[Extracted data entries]
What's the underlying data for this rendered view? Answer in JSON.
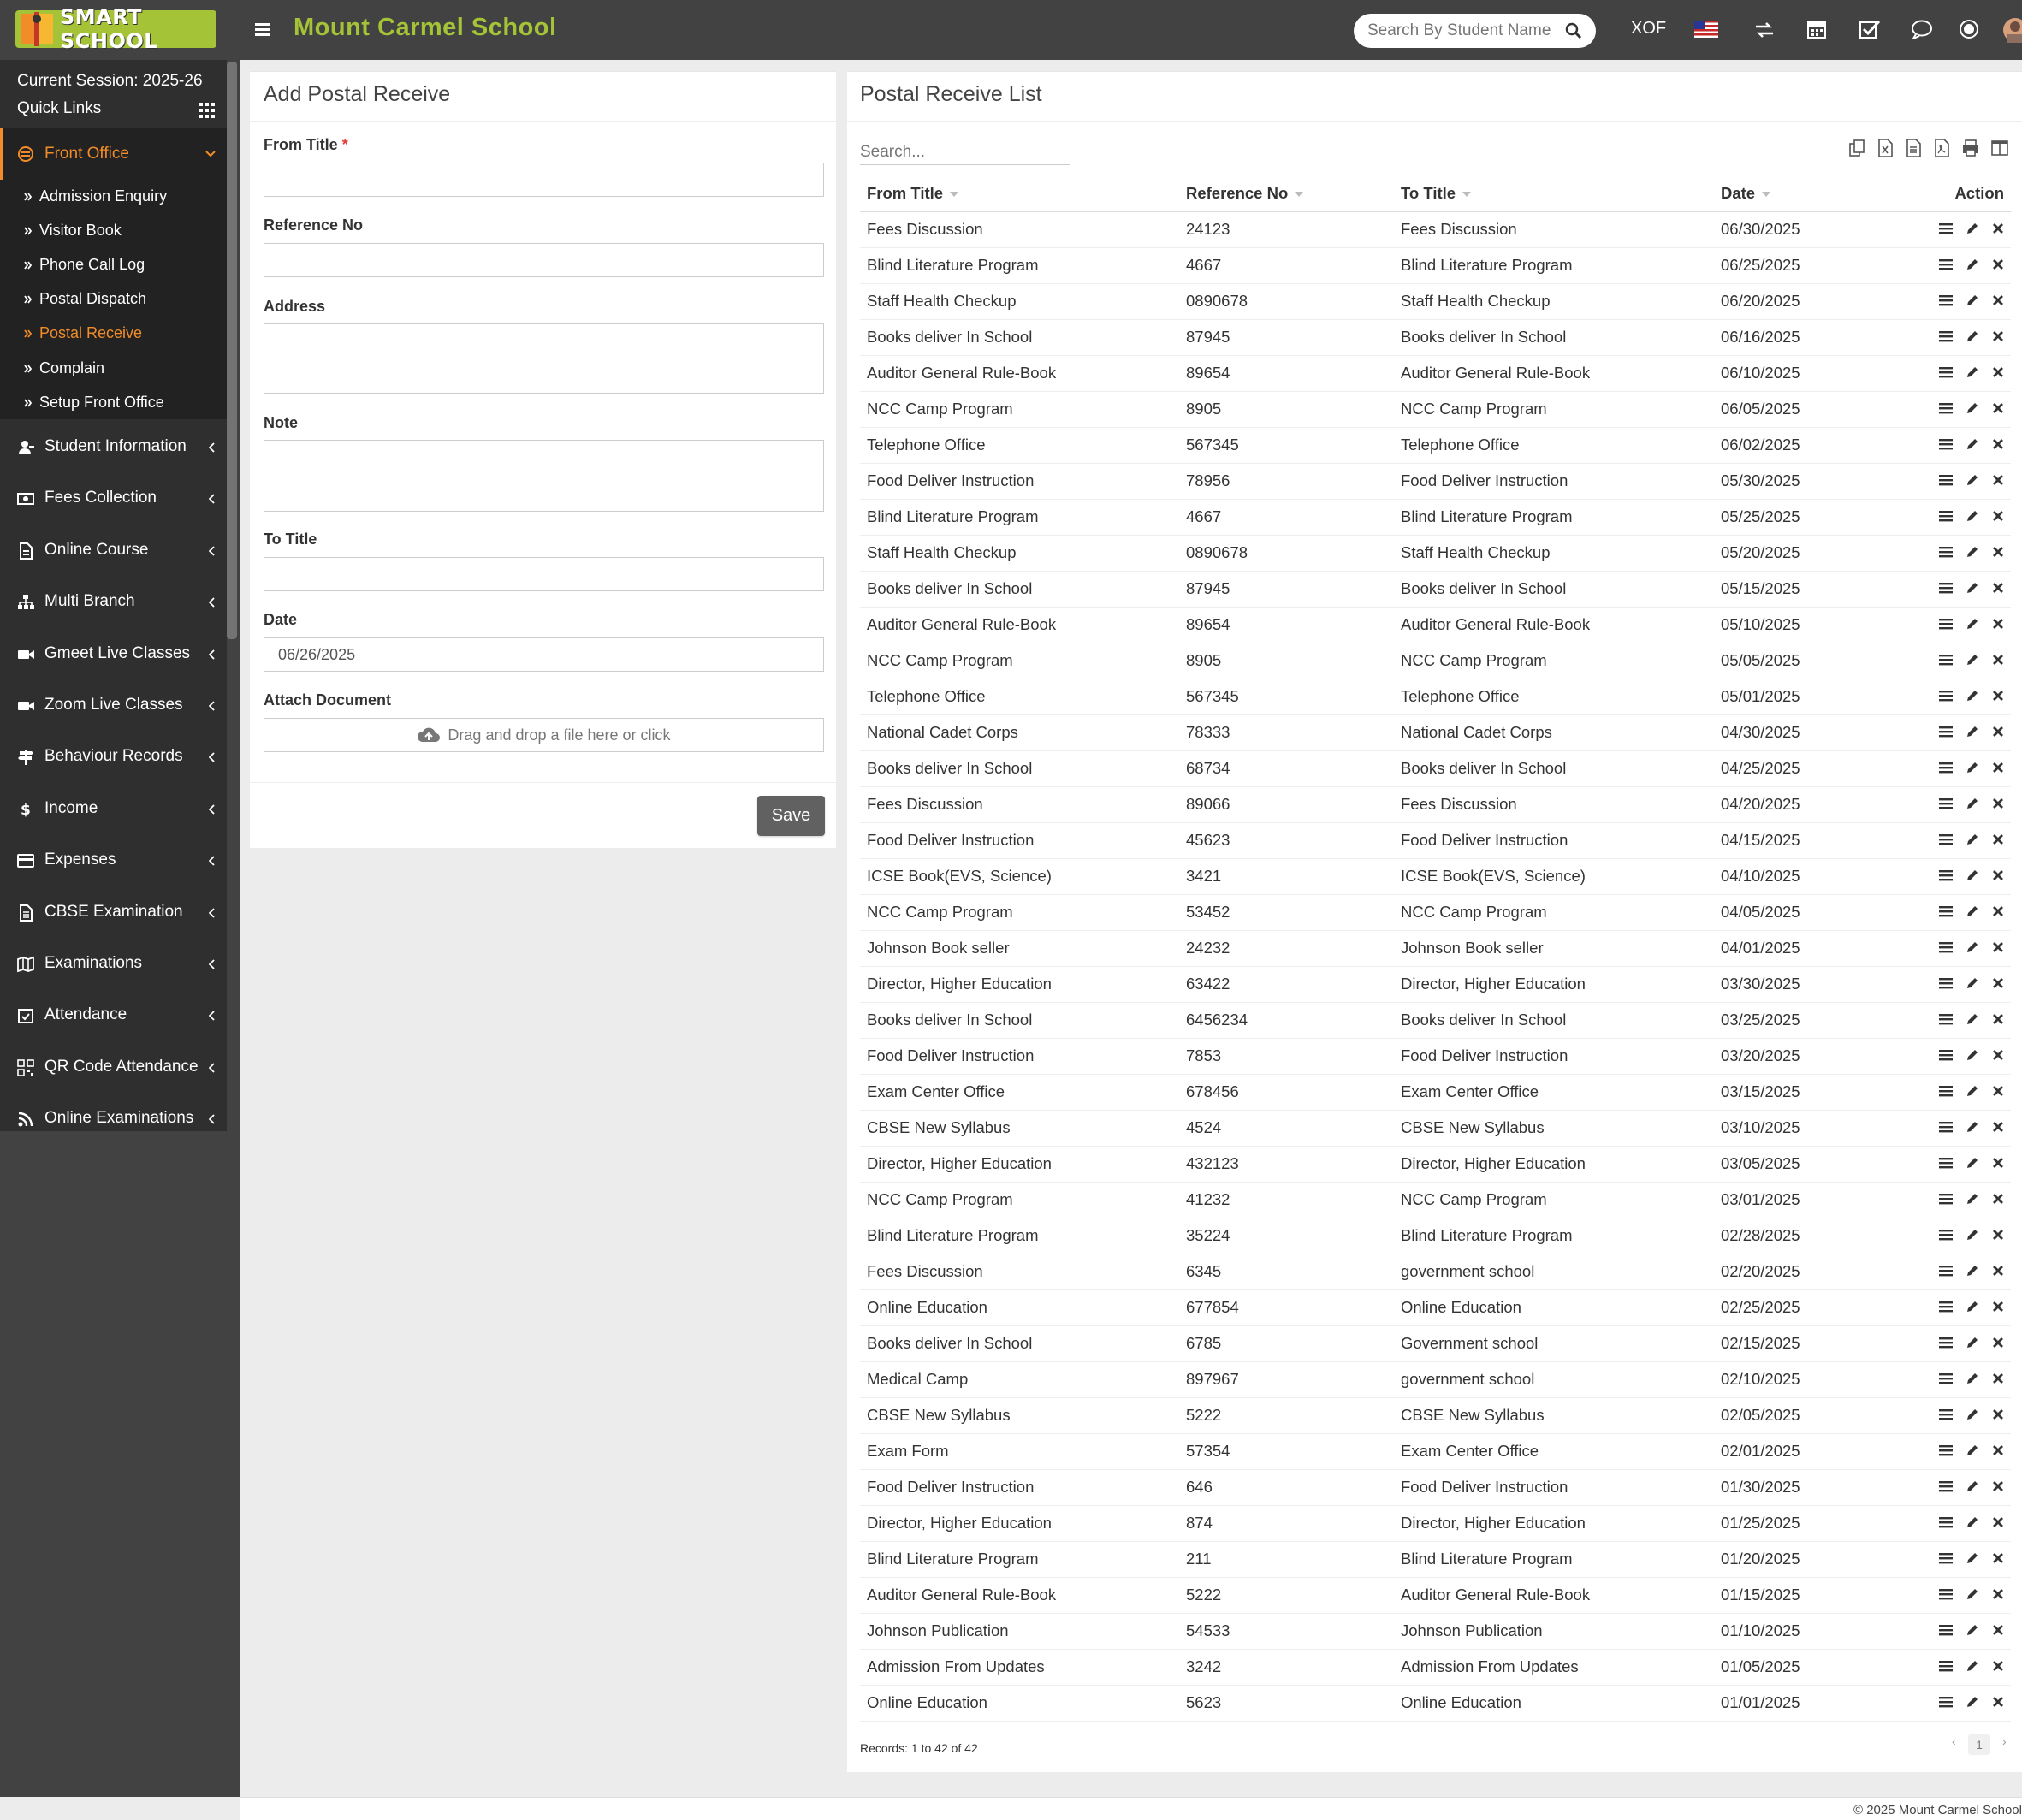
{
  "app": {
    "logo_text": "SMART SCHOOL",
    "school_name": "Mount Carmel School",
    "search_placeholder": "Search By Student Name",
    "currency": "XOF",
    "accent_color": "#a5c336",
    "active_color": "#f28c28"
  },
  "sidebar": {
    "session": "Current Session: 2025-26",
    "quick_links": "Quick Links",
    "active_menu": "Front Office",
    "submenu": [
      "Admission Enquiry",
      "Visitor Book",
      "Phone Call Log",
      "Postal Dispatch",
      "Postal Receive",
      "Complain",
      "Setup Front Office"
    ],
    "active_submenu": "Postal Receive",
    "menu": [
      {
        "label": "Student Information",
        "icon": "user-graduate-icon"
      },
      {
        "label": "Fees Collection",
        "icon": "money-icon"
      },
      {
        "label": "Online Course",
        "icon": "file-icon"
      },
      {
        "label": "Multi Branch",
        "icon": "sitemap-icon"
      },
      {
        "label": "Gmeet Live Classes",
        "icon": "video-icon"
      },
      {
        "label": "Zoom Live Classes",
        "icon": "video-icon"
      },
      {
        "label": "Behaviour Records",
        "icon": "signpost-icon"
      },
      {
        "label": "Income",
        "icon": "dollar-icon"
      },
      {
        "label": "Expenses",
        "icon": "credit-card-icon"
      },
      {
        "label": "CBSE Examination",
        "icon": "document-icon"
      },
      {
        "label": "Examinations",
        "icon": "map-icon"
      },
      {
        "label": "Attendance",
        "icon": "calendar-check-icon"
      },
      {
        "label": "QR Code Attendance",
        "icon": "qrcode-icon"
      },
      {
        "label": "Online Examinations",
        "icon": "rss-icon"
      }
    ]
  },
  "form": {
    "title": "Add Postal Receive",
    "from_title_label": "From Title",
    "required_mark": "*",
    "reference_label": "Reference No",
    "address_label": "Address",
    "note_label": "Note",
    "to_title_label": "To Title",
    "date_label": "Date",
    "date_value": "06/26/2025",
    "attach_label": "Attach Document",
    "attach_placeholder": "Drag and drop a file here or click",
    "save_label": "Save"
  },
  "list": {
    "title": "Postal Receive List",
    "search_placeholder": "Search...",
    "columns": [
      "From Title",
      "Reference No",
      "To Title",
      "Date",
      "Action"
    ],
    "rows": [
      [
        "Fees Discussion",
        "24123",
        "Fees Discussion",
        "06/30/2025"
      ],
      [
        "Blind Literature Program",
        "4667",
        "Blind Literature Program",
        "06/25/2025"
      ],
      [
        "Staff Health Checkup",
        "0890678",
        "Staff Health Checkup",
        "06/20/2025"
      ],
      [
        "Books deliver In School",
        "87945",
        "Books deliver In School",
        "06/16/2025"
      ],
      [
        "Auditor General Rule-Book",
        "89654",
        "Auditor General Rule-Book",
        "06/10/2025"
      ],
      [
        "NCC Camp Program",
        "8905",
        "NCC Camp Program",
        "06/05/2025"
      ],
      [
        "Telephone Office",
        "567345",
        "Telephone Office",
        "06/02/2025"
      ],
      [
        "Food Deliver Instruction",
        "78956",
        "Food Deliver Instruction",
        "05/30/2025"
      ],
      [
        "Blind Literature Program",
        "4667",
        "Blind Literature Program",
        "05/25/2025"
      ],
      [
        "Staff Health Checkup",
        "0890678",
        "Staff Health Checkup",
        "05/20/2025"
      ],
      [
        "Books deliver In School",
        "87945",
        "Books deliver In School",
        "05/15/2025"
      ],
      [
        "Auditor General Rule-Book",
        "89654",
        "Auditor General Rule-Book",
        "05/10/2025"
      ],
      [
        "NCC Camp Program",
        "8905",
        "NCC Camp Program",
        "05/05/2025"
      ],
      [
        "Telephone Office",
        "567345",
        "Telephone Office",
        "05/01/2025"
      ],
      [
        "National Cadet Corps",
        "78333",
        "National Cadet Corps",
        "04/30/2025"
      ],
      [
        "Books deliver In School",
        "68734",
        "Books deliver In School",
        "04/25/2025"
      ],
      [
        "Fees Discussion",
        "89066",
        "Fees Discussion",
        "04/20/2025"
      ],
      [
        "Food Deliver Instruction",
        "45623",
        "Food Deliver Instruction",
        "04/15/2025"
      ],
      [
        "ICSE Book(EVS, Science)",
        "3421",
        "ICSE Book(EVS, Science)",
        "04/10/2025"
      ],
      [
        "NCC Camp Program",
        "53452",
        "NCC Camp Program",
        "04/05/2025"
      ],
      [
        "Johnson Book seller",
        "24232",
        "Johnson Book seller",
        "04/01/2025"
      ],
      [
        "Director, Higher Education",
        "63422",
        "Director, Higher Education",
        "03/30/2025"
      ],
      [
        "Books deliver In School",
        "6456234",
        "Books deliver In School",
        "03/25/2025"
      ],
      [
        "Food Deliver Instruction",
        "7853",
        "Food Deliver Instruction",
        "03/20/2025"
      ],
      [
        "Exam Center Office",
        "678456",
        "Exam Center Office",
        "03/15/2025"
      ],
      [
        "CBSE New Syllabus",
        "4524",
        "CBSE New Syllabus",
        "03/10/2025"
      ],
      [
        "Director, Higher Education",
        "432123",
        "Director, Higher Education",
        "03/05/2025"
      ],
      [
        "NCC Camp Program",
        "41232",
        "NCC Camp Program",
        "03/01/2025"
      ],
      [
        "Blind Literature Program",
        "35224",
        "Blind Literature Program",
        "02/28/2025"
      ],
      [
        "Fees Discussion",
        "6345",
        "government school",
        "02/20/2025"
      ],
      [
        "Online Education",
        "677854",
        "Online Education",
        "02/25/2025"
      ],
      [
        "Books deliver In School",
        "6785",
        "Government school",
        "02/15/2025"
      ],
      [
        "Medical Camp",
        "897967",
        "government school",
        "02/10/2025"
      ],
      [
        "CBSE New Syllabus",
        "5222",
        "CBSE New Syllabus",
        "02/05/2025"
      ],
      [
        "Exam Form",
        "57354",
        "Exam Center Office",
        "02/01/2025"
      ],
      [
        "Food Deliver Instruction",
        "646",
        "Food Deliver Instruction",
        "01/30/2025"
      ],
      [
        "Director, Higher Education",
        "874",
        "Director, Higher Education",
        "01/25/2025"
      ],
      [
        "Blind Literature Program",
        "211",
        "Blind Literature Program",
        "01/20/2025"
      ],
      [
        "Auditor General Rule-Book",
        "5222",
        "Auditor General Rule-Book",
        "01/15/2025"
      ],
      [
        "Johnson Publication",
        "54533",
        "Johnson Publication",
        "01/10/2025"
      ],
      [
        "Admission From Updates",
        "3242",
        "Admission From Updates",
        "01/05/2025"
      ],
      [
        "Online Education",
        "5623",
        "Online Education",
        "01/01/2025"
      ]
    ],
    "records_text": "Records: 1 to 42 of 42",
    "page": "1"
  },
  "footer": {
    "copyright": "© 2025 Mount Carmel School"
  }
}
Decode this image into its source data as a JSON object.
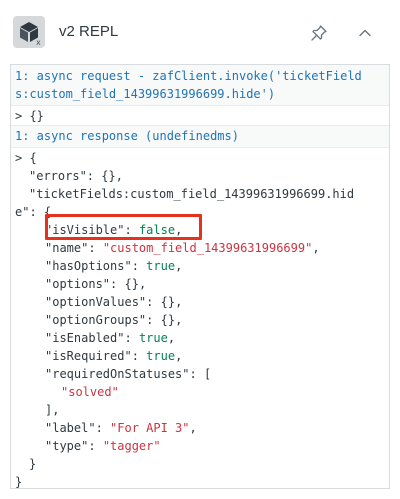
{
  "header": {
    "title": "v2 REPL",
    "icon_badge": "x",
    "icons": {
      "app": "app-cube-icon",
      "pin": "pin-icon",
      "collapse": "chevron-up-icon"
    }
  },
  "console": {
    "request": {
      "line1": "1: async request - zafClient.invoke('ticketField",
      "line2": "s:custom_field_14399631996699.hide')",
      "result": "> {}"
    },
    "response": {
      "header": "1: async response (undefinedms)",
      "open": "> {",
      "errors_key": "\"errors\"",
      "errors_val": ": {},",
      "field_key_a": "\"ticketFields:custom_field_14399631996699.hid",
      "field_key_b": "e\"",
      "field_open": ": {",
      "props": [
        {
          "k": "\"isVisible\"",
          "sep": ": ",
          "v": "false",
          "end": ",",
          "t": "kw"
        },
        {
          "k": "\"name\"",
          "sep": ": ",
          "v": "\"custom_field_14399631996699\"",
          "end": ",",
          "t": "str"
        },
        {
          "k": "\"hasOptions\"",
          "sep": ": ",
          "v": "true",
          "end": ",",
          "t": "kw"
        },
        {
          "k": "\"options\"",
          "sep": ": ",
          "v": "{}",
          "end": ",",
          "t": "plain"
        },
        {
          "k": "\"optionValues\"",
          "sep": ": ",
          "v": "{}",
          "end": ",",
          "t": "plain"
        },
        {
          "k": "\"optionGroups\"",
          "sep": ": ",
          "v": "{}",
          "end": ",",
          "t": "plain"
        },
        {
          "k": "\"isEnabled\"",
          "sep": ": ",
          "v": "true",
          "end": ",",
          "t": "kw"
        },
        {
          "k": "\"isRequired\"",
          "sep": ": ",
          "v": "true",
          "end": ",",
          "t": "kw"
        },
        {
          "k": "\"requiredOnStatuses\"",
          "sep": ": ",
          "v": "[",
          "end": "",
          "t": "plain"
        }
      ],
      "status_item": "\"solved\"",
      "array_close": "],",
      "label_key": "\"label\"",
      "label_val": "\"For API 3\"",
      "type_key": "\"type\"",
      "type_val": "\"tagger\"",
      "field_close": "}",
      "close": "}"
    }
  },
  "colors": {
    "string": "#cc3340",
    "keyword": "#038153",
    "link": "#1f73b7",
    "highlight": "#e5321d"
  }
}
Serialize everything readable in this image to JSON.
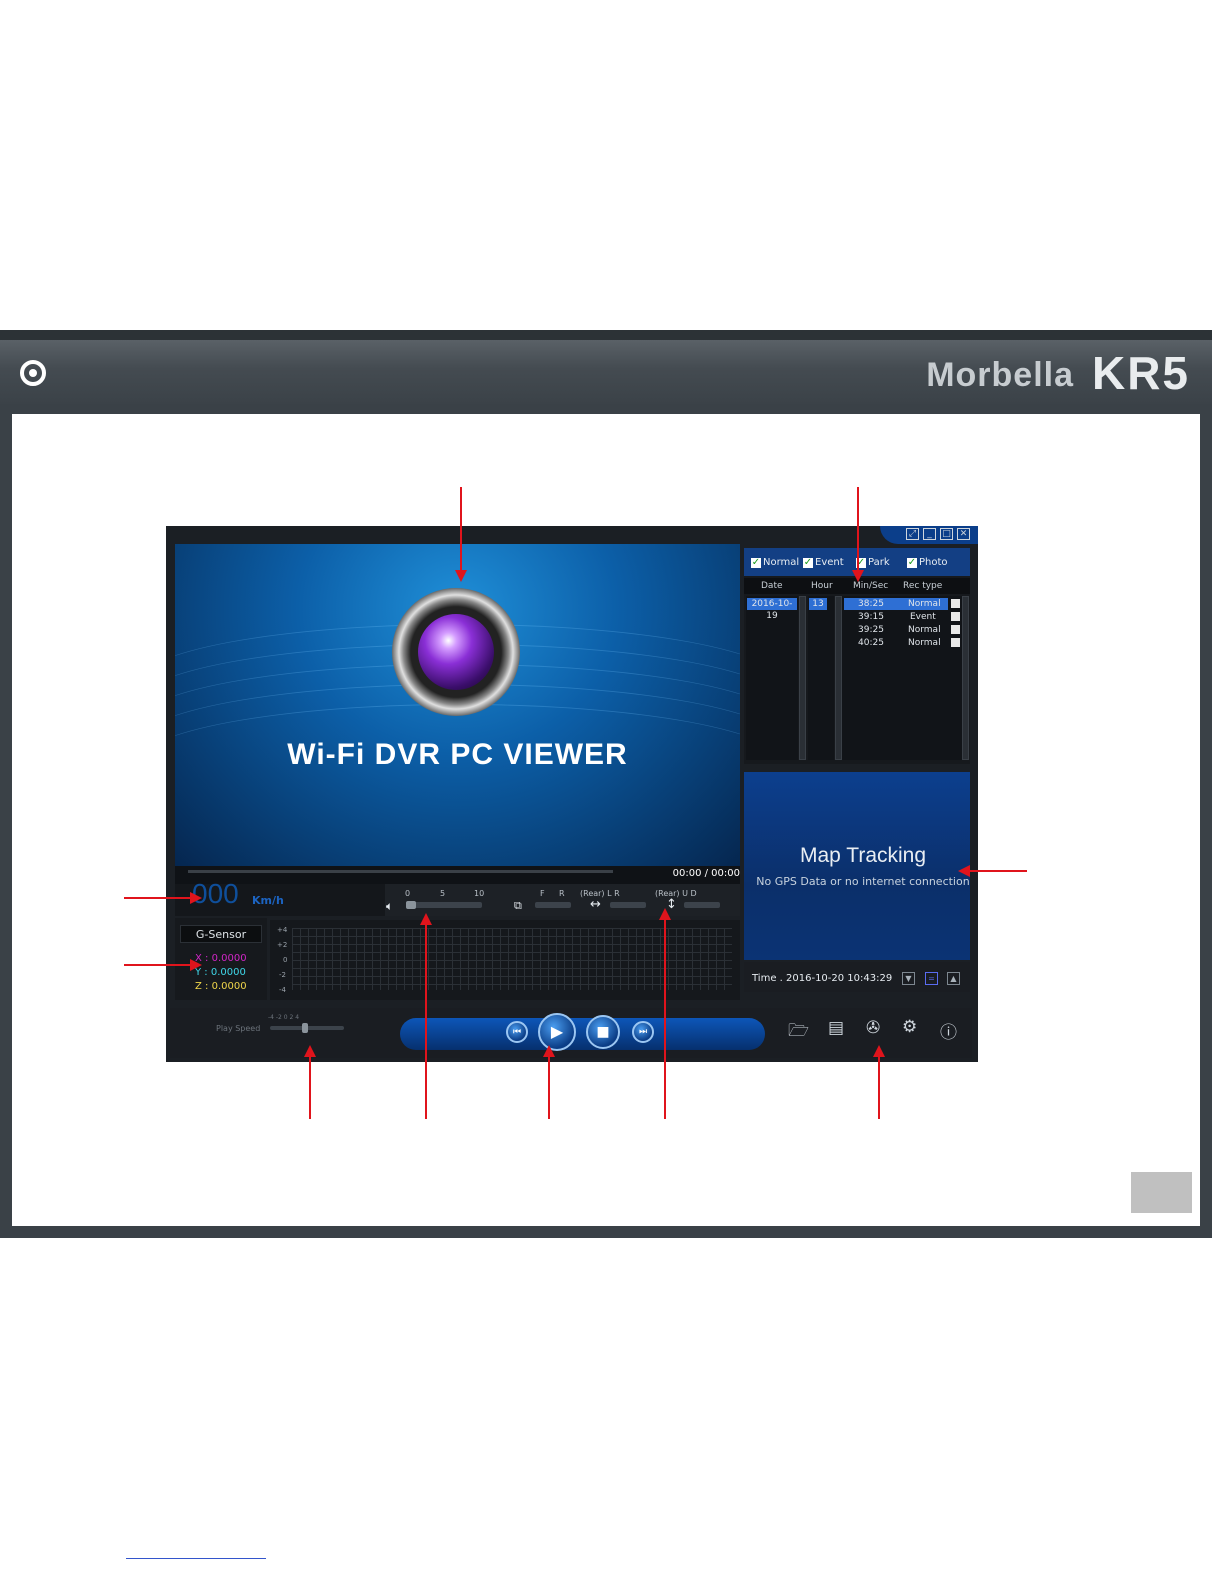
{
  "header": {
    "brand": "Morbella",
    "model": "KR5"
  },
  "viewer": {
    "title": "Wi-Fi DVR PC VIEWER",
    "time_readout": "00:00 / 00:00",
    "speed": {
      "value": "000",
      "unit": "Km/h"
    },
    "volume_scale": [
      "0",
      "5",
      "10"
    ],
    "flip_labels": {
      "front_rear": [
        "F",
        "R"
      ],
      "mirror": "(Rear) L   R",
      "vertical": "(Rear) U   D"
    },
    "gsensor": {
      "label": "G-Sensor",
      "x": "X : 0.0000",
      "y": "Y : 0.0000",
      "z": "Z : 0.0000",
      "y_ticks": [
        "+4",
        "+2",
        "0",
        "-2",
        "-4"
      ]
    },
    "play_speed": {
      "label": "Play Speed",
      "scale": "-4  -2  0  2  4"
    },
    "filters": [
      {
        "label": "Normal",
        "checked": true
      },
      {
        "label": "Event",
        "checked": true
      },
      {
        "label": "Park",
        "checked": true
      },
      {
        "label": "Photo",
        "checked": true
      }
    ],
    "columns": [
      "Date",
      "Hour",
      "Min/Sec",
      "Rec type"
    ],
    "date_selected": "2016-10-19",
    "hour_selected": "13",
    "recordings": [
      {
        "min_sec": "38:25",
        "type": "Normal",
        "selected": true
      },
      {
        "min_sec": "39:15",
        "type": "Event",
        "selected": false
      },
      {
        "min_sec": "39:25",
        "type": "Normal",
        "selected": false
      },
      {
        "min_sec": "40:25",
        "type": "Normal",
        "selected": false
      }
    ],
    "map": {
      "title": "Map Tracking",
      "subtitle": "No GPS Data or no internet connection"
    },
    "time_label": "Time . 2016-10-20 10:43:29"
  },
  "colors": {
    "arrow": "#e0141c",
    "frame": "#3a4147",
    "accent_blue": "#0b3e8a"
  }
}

## Work to be completed
Select all lines in the listing that include the word "From".

## Response to this task
    "from_title_label": "From Title",
      "From Title",
        "Admission From Updates",
        "Admission From Updates",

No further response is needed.